* _Aim_
Copy out every line containing the word "legend".

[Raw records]
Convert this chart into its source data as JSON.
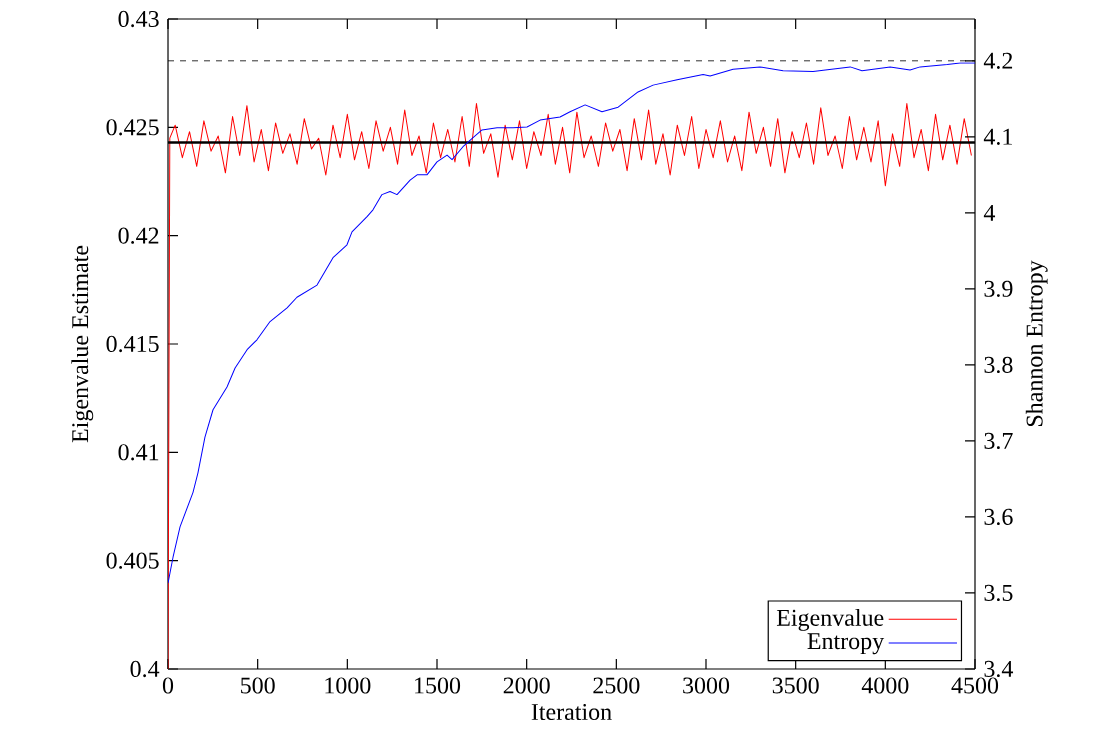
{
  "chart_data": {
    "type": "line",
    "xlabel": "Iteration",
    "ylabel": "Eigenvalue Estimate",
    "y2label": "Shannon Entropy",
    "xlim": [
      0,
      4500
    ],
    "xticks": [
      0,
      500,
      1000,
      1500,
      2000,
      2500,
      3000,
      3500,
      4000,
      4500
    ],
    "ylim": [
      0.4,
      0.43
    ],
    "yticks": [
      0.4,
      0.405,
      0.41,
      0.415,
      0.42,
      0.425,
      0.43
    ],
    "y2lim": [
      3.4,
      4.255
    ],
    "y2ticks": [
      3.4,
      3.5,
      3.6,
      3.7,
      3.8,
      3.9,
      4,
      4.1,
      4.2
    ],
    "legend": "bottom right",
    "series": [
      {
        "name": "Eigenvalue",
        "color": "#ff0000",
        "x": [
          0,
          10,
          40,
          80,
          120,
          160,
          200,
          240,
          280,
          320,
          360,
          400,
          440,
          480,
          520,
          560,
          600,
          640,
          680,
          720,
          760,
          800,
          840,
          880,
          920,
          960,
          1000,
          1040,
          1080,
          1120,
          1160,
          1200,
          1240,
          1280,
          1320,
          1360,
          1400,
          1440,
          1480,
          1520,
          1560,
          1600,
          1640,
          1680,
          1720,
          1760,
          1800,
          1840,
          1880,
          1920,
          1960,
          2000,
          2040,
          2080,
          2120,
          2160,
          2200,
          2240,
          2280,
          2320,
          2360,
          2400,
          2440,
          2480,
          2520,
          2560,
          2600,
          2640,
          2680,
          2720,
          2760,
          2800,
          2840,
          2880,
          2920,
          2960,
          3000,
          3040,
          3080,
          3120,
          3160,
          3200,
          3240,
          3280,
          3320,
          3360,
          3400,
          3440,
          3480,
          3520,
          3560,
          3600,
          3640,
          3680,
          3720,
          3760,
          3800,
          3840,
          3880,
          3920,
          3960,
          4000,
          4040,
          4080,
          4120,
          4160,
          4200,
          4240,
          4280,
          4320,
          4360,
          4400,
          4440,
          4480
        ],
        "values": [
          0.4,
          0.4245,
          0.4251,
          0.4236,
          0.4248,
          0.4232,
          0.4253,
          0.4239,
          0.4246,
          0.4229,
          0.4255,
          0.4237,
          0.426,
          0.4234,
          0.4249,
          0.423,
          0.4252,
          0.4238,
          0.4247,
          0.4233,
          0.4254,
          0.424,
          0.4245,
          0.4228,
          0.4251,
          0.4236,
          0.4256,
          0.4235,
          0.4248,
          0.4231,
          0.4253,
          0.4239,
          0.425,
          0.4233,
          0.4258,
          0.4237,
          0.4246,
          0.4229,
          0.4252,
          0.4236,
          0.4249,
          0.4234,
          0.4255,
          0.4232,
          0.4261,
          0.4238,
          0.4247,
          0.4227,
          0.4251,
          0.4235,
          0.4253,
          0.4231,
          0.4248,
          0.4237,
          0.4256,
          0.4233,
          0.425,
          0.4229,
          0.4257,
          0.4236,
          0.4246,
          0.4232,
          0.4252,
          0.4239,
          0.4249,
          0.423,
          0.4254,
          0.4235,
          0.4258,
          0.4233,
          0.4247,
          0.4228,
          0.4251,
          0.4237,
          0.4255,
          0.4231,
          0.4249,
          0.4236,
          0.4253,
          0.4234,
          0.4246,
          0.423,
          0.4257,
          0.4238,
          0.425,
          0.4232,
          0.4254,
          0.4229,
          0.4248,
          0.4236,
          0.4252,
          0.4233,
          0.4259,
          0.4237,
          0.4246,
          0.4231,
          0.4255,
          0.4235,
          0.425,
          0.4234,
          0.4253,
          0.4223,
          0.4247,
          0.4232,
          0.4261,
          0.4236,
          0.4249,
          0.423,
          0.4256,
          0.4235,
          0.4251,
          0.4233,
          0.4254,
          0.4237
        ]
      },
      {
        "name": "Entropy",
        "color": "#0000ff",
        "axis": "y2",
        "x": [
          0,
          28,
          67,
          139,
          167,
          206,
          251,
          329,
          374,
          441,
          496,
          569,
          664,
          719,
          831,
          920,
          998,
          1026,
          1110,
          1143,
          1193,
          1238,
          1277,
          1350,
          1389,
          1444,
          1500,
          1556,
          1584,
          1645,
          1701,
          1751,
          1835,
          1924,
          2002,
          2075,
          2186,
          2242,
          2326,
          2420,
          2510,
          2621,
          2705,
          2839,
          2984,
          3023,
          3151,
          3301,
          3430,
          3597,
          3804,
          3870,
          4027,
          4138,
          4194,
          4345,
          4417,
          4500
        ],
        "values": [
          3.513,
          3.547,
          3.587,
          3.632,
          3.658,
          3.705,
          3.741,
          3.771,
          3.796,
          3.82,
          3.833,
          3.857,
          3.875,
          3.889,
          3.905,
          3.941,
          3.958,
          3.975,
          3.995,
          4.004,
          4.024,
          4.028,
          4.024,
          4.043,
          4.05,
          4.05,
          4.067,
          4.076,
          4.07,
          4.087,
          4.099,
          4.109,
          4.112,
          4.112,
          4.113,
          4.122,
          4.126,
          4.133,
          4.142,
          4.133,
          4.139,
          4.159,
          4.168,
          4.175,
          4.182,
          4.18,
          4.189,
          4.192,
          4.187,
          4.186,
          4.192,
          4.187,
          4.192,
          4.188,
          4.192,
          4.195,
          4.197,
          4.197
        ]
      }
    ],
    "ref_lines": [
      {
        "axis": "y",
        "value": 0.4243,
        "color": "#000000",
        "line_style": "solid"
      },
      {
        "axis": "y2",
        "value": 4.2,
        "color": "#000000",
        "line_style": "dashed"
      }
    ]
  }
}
==
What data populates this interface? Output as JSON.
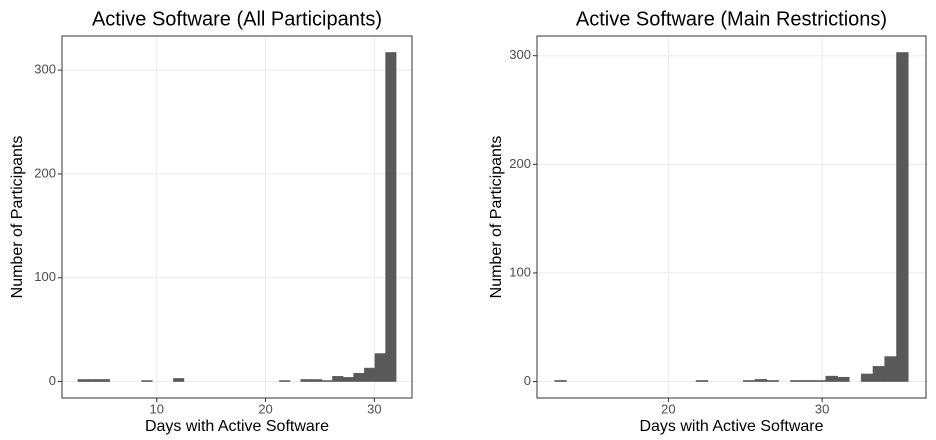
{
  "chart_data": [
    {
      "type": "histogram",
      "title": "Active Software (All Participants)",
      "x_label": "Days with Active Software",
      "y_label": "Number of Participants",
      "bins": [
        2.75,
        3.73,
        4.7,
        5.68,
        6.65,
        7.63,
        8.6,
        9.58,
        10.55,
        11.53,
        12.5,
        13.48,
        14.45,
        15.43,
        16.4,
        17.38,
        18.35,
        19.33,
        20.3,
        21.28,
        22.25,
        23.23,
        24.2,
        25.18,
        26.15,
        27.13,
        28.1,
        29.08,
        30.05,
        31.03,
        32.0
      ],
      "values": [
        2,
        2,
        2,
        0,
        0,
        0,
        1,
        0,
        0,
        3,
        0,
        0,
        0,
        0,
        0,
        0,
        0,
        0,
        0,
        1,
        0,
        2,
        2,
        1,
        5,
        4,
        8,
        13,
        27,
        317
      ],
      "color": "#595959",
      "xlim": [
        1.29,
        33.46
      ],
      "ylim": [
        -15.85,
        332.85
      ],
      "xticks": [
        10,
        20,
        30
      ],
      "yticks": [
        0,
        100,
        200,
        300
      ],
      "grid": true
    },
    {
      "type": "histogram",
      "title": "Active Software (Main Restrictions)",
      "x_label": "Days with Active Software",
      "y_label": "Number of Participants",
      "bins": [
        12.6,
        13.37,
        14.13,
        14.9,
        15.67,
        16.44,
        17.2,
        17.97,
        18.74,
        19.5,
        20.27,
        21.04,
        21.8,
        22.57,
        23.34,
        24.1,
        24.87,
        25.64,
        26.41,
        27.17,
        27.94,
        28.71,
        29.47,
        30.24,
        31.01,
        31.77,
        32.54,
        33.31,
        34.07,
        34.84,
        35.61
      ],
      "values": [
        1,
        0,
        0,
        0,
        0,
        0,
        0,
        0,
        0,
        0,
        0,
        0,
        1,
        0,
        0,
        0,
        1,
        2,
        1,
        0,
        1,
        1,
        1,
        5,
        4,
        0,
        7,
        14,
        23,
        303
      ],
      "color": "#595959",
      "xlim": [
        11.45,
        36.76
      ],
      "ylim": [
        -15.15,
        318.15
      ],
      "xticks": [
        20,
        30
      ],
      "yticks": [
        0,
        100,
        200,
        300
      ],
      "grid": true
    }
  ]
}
* * *
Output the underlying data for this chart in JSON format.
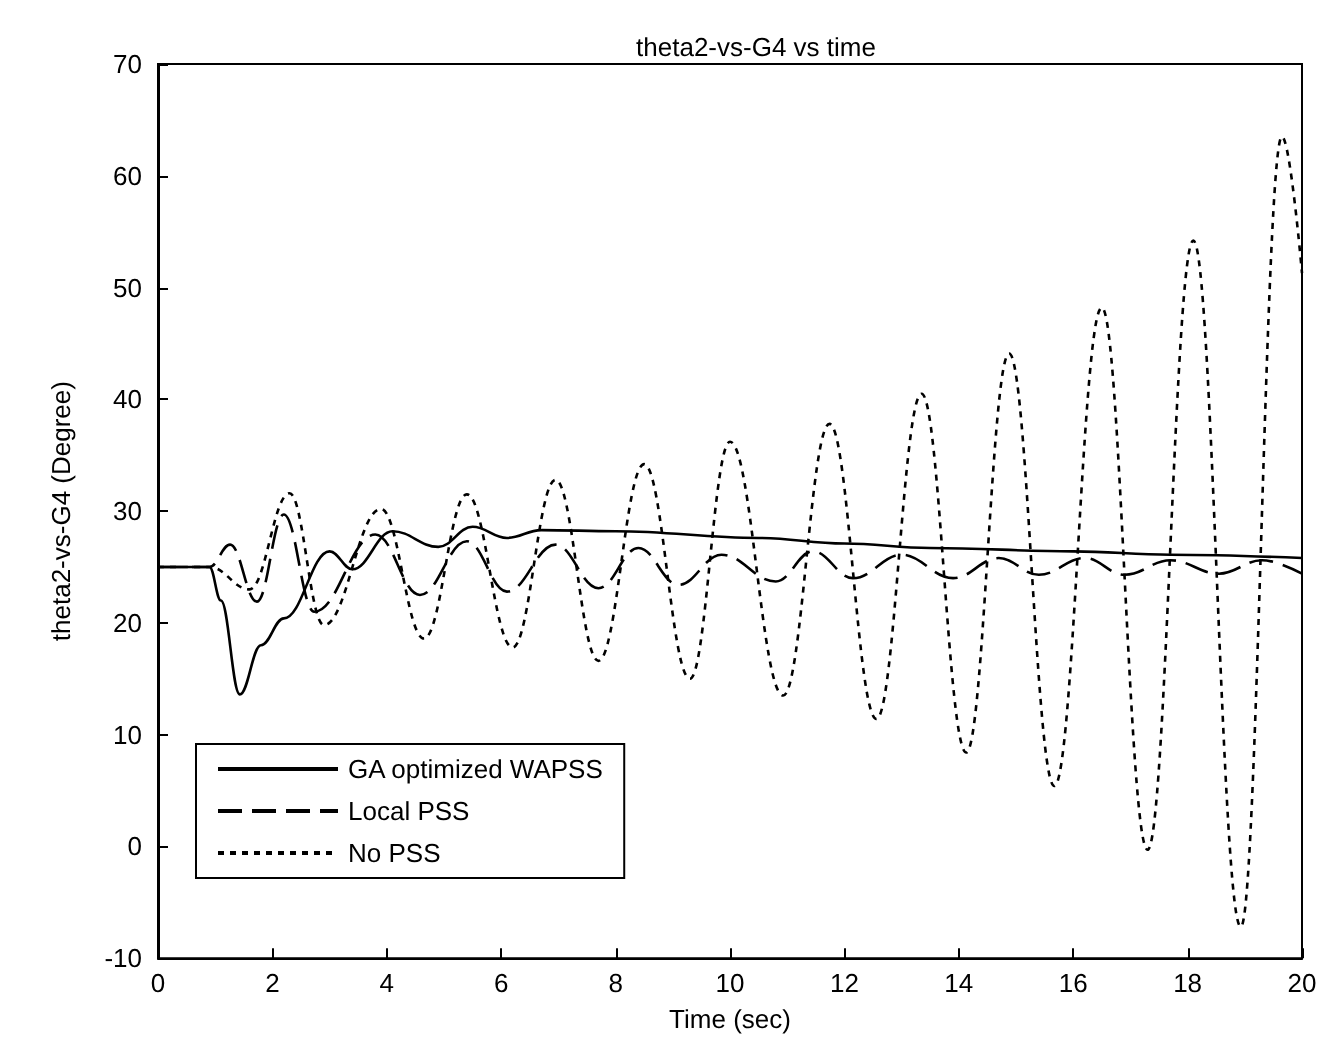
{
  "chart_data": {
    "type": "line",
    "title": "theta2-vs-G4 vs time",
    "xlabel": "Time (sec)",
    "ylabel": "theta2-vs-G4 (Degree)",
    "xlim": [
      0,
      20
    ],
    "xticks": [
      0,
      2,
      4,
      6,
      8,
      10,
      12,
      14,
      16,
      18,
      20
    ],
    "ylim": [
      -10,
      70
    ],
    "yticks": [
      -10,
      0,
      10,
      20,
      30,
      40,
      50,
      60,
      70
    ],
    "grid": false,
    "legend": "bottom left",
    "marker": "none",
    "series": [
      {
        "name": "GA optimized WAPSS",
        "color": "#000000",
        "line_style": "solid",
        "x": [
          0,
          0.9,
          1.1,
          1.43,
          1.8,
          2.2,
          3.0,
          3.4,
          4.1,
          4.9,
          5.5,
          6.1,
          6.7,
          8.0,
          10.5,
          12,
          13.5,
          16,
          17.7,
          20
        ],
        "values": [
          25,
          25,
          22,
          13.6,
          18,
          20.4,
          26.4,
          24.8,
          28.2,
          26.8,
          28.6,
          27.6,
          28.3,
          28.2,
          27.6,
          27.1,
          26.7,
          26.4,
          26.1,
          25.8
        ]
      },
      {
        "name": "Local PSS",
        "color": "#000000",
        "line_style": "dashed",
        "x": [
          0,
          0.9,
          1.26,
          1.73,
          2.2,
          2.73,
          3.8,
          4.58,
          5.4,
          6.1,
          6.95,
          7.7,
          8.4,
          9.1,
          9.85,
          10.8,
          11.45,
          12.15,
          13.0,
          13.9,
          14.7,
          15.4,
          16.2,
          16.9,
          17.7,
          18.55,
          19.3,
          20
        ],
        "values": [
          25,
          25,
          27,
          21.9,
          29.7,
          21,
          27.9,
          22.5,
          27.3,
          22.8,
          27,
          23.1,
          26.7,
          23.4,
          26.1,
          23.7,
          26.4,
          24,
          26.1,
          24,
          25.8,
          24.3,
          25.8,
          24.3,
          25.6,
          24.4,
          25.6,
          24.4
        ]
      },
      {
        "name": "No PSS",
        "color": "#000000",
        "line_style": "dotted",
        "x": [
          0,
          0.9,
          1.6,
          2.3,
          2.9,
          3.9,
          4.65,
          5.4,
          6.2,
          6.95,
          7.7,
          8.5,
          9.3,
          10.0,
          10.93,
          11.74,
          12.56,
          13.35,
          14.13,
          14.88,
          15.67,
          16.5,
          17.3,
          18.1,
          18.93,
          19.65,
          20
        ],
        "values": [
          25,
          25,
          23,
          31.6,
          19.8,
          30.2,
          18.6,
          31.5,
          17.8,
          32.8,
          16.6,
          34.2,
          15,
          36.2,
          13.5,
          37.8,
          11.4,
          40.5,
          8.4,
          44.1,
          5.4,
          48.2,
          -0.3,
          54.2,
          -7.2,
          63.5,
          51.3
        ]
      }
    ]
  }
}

* _The output_
    "legend": "bottom right",
    "legend": "bottom left",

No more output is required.